Begin Exercise data
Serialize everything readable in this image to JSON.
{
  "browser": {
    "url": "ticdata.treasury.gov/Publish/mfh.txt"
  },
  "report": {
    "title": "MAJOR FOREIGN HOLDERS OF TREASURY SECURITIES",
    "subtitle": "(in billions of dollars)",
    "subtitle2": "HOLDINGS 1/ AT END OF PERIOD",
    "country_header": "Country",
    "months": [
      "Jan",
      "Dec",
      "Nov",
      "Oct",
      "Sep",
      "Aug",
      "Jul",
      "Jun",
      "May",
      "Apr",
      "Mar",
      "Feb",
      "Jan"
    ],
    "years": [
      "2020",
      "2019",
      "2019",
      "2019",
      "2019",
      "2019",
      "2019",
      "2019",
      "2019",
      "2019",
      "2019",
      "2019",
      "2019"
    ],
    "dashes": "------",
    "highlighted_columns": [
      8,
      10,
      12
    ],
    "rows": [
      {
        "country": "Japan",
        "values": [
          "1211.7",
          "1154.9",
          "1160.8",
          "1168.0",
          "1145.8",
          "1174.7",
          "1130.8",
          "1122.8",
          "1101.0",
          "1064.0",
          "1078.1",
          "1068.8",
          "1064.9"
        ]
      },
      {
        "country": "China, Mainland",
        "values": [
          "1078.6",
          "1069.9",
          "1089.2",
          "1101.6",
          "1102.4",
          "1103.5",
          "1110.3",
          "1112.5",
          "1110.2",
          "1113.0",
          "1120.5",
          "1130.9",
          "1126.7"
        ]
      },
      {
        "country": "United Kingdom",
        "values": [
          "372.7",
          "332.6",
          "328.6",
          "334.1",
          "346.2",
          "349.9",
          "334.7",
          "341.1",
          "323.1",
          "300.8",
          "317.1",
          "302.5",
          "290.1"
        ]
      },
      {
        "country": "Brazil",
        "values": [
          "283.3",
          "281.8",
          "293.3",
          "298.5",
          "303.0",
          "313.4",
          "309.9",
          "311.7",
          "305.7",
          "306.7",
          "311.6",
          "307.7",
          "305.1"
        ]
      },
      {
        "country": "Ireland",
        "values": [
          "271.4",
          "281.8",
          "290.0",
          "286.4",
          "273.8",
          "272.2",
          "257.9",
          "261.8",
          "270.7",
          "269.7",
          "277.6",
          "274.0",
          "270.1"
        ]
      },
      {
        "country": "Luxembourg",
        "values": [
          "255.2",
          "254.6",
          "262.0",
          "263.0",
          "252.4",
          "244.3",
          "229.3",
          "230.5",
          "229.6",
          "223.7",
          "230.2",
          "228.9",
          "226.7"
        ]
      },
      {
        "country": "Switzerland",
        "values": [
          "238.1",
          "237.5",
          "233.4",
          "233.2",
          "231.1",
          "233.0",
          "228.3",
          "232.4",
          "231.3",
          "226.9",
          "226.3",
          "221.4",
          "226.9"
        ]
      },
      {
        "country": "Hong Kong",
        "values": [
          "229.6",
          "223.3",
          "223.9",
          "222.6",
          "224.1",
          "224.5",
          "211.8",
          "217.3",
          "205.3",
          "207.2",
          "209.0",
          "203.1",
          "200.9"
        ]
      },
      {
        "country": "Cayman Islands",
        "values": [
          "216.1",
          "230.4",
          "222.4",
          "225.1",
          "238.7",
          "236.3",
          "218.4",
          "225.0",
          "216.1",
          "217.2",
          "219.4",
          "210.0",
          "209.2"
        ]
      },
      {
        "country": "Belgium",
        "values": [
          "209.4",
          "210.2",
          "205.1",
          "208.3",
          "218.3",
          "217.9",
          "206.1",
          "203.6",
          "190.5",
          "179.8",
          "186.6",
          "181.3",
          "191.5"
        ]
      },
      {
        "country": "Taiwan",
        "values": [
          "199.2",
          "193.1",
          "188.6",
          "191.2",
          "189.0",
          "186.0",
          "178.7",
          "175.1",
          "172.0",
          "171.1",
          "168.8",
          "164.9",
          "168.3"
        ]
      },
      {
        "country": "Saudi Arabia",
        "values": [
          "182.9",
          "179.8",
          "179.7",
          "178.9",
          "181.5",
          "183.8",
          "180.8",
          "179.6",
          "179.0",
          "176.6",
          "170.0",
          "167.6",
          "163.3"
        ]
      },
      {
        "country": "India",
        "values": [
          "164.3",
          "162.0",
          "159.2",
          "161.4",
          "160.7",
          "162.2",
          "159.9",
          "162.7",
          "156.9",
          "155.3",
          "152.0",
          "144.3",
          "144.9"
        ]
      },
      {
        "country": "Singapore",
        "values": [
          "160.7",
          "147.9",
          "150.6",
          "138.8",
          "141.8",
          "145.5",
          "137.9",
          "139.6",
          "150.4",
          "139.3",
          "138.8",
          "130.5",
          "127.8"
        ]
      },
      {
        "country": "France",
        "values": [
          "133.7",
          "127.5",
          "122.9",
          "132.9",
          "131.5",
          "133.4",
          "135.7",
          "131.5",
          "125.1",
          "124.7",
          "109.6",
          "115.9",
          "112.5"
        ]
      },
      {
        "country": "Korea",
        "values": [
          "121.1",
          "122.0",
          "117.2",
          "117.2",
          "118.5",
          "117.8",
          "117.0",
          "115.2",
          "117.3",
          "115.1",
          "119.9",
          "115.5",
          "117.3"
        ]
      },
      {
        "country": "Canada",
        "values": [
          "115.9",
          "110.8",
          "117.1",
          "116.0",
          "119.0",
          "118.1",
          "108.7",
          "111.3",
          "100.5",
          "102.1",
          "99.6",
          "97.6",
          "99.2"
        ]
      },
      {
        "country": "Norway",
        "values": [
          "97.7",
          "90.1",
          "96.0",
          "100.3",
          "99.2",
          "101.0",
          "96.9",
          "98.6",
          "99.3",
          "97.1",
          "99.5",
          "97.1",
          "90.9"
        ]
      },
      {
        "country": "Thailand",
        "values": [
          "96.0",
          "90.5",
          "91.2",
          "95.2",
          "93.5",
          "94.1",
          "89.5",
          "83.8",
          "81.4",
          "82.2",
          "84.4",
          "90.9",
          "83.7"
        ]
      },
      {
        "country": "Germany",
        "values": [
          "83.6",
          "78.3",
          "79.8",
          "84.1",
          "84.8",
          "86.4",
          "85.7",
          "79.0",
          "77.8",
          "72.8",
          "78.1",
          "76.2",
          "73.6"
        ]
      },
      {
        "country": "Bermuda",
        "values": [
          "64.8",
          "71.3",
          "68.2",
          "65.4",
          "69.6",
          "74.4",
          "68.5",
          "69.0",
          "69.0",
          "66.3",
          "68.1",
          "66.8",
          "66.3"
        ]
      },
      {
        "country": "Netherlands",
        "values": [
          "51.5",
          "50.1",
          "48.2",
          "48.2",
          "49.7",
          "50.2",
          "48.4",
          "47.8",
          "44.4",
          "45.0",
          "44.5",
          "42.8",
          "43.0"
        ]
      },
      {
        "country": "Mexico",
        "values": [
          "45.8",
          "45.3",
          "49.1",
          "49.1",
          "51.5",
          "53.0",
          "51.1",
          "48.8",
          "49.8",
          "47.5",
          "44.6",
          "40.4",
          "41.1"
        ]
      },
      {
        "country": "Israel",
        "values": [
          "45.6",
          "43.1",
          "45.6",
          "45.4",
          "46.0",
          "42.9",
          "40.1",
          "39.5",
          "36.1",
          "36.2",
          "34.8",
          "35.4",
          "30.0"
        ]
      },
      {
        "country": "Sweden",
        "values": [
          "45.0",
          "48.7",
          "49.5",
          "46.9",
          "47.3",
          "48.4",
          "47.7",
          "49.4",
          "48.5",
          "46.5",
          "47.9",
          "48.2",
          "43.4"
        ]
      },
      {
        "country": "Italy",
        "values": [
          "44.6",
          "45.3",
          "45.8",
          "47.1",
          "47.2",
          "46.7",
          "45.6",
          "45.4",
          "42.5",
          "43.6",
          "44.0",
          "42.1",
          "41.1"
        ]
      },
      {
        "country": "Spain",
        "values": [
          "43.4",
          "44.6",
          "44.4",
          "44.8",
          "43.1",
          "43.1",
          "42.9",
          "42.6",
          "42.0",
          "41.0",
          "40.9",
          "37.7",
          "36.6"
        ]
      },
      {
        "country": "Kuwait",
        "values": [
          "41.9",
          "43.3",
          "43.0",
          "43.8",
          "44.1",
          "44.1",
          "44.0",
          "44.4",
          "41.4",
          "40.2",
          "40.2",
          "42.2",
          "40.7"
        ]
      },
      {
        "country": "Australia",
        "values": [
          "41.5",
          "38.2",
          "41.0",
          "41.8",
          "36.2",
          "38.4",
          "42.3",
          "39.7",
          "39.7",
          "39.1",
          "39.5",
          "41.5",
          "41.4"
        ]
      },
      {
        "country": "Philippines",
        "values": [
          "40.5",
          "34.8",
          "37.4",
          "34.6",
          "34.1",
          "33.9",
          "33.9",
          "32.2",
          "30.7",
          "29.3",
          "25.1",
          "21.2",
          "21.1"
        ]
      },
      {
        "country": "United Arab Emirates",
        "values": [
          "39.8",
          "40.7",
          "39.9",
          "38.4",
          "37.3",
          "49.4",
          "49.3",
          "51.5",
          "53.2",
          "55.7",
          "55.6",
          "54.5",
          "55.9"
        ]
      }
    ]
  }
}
End Exercise data
Begin Exercise data
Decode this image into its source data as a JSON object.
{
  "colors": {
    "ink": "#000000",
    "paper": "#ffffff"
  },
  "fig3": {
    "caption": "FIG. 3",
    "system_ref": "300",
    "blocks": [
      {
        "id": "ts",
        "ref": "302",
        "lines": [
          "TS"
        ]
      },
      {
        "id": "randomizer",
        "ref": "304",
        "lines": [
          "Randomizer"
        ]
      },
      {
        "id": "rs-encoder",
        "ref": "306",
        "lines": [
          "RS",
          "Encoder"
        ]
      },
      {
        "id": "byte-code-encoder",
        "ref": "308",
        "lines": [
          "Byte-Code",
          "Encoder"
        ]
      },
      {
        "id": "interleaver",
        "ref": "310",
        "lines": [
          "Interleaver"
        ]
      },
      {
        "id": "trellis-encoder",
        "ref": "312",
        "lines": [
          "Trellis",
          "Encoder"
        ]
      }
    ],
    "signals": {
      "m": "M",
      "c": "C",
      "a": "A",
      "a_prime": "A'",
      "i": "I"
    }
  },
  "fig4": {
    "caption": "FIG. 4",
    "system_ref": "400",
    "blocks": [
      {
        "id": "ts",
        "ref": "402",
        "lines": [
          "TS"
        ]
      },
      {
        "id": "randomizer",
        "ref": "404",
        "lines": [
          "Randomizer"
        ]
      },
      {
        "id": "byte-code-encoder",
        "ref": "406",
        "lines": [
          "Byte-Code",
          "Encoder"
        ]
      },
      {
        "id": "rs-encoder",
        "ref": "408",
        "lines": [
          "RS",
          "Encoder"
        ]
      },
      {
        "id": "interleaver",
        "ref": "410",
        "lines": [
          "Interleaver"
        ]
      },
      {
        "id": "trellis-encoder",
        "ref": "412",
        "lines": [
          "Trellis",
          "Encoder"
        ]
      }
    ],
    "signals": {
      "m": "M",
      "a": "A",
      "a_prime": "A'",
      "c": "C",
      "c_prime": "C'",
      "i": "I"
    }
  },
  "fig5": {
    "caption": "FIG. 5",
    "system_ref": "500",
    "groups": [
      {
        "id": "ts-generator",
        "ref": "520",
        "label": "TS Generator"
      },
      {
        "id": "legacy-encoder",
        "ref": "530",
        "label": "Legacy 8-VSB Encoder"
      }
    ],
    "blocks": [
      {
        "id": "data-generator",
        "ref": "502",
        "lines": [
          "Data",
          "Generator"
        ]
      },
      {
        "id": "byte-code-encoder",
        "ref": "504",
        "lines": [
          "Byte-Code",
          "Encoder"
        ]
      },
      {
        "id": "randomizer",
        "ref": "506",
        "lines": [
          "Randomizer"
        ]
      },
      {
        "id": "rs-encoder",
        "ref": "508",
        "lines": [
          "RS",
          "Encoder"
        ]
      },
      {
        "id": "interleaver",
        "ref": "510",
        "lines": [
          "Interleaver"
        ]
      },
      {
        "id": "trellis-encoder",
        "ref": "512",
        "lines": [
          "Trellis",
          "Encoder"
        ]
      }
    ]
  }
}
End Exercise data
[What is expected]: List every line above containing the word "United".

[Complete answer]:
        "country": "United Kingdom",
        "country": "United Arab Emirates",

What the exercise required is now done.